Raw records
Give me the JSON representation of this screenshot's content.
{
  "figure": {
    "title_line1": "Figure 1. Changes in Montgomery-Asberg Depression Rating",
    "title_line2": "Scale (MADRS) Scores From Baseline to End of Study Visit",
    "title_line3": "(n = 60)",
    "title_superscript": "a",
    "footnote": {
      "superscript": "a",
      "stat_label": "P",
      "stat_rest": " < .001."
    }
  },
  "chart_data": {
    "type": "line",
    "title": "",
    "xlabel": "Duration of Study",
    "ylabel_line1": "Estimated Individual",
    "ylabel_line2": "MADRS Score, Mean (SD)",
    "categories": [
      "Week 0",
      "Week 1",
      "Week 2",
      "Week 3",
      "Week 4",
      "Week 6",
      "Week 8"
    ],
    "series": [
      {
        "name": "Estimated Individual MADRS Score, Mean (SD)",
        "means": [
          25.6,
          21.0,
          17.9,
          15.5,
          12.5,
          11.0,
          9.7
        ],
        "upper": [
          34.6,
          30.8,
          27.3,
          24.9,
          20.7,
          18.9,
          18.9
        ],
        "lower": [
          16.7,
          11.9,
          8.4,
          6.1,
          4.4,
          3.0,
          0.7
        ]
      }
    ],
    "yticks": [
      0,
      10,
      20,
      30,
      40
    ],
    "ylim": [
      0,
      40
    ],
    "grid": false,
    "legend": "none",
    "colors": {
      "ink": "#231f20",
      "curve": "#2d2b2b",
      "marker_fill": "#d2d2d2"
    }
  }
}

Exercise directions: Print every record exactly as it was given.

Solution to the exercise:
Give me the JSON representation of this screenshot's content.
{
  "figure": {
    "title_line1": "Figure 1. Changes in Montgomery-Asberg Depression Rating",
    "title_line2": "Scale (MADRS) Scores From Baseline to End of Study Visit",
    "title_line3": "(n = 60)",
    "title_superscript": "a",
    "footnote": {
      "superscript": "a",
      "stat_label": "P",
      "stat_rest": " < .001."
    }
  },
  "chart_data": {
    "type": "line",
    "title": "",
    "xlabel": "Duration of Study",
    "ylabel_line1": "Estimated Individual",
    "ylabel_line2": "MADRS Score, Mean (SD)",
    "categories": [
      "Week 0",
      "Week 1",
      "Week 2",
      "Week 3",
      "Week 4",
      "Week 6",
      "Week 8"
    ],
    "series": [
      {
        "name": "Estimated Individual MADRS Score, Mean (SD)",
        "means": [
          25.6,
          21.0,
          17.9,
          15.5,
          12.5,
          11.0,
          9.7
        ],
        "upper": [
          34.6,
          30.8,
          27.3,
          24.9,
          20.7,
          18.9,
          18.9
        ],
        "lower": [
          16.7,
          11.9,
          8.4,
          6.1,
          4.4,
          3.0,
          0.7
        ]
      }
    ],
    "yticks": [
      0,
      10,
      20,
      30,
      40
    ],
    "ylim": [
      0,
      40
    ],
    "grid": false,
    "legend": "none",
    "colors": {
      "ink": "#231f20",
      "curve": "#2d2b2b",
      "marker_fill": "#d2d2d2"
    }
  }
}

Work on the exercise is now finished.